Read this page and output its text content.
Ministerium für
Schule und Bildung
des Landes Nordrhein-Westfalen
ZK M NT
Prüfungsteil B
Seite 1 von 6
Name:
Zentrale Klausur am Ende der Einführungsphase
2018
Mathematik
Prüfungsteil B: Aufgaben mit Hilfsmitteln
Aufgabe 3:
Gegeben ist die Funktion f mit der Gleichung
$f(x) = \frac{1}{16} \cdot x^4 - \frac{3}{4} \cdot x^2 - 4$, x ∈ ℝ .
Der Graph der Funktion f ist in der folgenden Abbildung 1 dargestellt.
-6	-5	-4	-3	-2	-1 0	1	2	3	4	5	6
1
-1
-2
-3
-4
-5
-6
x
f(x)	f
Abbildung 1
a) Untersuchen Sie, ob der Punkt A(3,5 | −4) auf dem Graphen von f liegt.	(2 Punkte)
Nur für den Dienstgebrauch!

•••••

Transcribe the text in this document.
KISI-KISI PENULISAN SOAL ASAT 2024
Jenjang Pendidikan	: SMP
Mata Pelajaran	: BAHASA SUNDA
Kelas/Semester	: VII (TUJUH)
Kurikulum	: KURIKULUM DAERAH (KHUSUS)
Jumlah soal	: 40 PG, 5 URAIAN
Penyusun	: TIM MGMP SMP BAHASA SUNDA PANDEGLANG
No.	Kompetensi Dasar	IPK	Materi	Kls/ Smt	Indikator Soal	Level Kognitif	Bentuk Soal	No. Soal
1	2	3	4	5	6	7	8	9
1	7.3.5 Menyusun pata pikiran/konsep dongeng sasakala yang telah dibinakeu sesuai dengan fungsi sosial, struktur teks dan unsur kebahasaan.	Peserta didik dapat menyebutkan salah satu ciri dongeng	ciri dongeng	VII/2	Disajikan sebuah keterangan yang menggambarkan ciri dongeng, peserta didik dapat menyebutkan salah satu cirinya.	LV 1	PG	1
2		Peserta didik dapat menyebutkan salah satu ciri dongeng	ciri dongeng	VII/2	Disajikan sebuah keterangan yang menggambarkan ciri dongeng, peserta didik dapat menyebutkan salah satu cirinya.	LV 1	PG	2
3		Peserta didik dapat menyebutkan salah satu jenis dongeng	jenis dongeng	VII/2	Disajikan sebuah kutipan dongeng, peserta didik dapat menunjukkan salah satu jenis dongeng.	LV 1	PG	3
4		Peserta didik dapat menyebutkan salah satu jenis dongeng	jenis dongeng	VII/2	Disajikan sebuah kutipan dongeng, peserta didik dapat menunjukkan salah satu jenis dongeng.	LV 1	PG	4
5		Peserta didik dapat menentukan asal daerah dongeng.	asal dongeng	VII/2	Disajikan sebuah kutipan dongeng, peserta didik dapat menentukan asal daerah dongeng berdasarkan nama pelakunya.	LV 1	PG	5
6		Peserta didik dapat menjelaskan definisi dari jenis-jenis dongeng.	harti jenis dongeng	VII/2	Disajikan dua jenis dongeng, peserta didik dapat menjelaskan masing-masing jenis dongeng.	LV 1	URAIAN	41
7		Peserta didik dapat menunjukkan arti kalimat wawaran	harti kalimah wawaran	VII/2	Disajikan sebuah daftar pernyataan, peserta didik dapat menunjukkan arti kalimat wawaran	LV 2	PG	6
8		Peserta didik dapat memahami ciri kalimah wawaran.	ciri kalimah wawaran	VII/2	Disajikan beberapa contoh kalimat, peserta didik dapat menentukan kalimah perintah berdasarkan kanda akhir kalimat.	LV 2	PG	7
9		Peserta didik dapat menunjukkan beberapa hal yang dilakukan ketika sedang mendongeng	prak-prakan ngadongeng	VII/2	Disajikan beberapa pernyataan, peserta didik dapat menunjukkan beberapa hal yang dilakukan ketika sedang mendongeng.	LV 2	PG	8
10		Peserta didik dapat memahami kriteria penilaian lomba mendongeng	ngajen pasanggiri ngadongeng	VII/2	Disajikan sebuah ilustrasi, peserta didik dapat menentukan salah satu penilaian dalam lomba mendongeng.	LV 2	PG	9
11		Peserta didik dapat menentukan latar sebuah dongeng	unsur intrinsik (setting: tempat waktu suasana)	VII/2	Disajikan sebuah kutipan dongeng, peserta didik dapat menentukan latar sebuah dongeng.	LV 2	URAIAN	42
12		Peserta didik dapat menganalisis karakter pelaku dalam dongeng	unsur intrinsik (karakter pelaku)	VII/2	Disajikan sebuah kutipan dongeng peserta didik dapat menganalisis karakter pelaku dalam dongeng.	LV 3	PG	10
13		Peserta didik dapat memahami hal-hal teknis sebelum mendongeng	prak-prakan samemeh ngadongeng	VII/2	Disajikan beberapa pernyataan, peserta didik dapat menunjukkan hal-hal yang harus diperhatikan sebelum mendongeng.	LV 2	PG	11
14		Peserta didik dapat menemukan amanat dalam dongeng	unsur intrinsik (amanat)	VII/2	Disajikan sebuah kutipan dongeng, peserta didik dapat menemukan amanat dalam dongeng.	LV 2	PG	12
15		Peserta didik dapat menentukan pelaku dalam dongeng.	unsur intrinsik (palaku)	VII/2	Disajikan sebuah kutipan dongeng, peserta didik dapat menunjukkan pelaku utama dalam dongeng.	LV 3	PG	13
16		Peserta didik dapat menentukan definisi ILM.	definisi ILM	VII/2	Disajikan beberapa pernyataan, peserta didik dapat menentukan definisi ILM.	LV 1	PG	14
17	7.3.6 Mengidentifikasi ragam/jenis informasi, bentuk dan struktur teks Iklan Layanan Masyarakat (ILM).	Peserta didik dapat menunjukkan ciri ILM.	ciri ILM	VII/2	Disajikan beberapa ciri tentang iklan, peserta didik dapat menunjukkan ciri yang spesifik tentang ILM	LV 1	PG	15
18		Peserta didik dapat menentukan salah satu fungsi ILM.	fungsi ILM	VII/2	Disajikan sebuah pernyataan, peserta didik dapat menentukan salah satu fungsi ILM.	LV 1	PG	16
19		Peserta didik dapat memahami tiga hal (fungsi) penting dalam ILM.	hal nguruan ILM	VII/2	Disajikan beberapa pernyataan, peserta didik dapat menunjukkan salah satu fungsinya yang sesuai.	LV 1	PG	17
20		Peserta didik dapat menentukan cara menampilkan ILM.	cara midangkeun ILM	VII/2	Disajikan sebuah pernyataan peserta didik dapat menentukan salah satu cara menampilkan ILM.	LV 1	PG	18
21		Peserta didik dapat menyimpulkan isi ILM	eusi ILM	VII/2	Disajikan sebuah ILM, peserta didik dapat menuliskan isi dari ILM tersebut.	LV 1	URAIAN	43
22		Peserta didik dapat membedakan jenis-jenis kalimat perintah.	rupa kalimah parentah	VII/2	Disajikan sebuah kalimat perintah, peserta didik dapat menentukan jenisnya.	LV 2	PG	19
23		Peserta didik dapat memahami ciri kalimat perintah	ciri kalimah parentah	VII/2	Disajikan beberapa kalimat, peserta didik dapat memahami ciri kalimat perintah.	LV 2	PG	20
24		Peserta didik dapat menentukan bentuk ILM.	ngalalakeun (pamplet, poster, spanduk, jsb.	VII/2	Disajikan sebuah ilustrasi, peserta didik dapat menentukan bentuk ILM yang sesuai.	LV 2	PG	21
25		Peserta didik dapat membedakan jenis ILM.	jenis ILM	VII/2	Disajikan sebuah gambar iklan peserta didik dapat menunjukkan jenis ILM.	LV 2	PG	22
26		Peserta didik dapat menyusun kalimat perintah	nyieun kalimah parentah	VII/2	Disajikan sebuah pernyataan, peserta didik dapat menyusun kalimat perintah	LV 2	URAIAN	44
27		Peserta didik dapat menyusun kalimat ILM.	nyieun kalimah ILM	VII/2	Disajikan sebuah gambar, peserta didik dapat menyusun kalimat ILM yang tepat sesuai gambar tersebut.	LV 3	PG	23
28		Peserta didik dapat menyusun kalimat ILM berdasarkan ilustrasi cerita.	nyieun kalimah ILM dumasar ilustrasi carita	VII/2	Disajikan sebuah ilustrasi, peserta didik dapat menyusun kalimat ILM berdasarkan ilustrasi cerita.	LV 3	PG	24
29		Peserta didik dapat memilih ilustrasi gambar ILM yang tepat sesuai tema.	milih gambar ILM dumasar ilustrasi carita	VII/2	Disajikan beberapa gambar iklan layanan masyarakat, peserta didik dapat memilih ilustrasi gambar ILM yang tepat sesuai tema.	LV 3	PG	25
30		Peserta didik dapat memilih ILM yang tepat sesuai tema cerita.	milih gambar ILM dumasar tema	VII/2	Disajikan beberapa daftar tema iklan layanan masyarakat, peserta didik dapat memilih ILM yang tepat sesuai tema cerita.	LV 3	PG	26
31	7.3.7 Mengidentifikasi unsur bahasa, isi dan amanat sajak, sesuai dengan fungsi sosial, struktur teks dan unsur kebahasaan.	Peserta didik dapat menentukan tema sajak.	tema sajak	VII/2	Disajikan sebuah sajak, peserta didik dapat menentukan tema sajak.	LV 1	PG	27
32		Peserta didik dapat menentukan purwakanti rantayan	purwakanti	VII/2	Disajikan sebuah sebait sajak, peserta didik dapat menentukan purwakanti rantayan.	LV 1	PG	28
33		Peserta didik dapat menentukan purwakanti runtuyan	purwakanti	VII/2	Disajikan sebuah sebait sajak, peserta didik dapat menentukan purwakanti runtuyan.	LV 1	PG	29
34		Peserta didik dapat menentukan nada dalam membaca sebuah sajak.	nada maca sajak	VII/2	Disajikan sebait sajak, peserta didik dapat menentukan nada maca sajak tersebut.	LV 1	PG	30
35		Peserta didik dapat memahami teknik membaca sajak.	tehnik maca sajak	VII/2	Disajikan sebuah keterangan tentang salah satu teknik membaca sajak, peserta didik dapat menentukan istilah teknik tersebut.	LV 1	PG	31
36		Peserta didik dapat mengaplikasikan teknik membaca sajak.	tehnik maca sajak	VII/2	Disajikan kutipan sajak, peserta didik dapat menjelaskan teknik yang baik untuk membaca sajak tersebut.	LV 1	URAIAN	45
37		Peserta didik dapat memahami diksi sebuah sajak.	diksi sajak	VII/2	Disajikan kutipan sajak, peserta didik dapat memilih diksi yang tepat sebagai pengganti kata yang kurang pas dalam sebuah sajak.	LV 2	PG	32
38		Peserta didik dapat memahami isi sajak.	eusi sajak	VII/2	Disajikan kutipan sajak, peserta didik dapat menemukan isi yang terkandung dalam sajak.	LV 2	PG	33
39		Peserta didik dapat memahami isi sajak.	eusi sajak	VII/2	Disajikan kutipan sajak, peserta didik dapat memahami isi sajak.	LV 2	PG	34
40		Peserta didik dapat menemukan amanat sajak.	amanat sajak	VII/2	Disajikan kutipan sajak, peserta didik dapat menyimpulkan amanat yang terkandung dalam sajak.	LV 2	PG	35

•••••

Identify each line holding the string "menemukan", and copy it out.

> Answer to this task:
14		Peserta didik dapat menemukan amanat dalam dongeng	unsur intrinsik (amanat)	VII/2	Disajikan sebuah kutipan dongeng, peserta didik dapat menemukan amanat dalam dongeng.	LV 2	PG	12
38		Peserta didik dapat memahami isi sajak.	eusi sajak	VII/2	Disajikan kutipan sajak, peserta didik dapat menemukan isi yang terkandung dalam sajak.	LV 2	PG	33
40		Peserta didik dapat menemukan amanat sajak.	amanat sajak	VII/2	Disajikan kutipan sajak, peserta didik dapat menyimpulkan amanat yang terkandung dalam sajak.	LV 2	PG	35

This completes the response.